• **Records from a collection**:
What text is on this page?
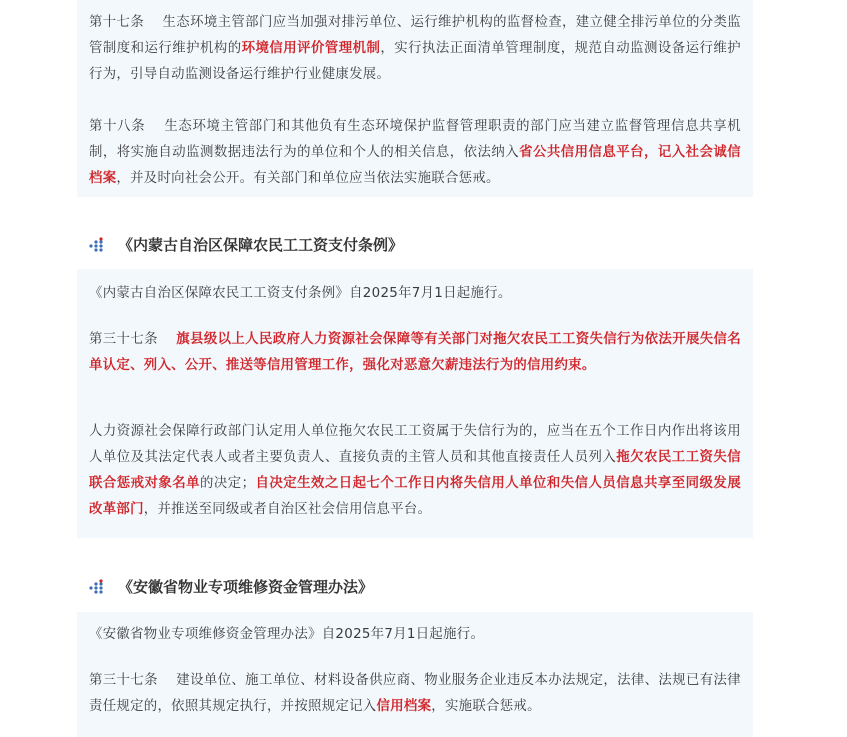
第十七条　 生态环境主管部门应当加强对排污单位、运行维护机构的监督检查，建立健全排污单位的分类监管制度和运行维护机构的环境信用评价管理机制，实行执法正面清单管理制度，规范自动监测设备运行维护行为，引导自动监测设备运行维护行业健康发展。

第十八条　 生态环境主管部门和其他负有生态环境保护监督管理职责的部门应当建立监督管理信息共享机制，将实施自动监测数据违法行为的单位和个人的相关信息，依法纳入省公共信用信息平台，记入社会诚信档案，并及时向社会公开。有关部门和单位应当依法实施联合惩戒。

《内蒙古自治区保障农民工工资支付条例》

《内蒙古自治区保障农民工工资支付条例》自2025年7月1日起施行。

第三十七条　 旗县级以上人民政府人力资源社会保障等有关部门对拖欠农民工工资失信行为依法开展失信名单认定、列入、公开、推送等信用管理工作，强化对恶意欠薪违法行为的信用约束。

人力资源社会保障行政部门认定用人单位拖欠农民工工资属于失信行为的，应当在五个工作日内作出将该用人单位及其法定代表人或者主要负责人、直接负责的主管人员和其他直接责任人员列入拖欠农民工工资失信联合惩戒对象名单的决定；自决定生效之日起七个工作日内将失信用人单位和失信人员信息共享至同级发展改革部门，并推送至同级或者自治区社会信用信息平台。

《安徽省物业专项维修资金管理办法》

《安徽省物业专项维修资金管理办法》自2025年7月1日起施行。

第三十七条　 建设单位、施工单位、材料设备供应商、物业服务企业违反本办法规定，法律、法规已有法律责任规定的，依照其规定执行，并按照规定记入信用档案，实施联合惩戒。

--

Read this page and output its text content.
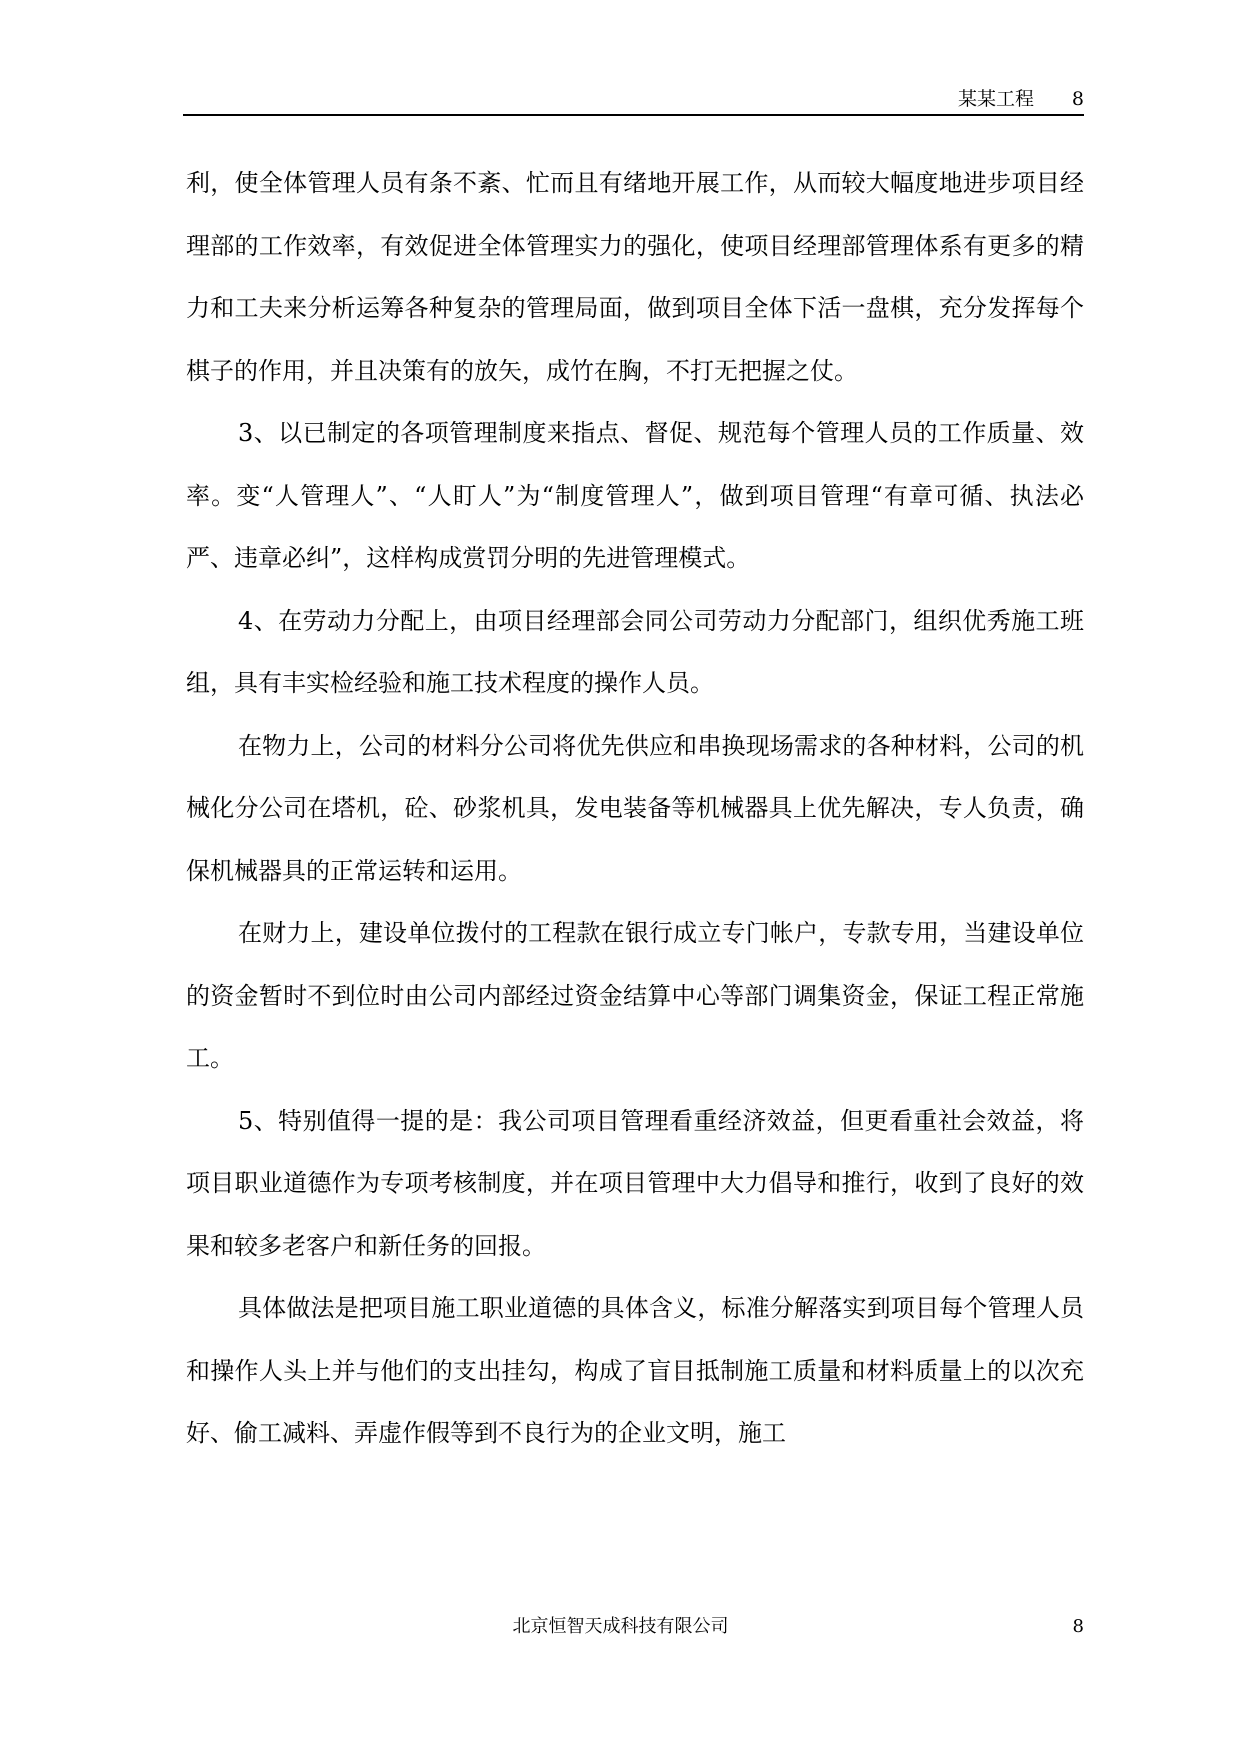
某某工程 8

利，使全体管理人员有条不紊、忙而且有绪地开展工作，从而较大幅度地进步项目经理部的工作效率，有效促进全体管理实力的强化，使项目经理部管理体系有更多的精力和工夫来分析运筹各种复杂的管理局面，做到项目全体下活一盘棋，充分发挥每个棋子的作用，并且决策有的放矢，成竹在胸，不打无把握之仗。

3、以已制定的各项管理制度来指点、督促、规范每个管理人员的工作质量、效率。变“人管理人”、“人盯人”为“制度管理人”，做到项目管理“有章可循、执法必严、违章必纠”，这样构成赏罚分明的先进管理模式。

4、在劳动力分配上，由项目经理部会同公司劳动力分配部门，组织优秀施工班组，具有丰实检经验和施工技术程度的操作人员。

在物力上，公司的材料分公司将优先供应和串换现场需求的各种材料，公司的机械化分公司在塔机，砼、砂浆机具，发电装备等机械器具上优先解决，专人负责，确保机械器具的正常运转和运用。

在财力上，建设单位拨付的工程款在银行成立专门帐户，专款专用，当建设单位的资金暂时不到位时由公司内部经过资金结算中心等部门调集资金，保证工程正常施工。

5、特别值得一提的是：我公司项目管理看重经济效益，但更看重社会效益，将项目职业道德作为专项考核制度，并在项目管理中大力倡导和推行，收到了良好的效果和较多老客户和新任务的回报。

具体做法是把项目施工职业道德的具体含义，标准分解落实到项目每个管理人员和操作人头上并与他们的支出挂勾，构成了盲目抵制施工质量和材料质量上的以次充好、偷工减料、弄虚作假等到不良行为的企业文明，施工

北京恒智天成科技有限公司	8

• **TASK INSTRUCTIONS**:
Copy each line of the records that contains the word "安徽省物业专项维修资金管理办法".

• **FULL RESPONSE**:
《安徽省物业专项维修资金管理办法》
《安徽省物业专项维修资金管理办法》自2025年7月1日起施行。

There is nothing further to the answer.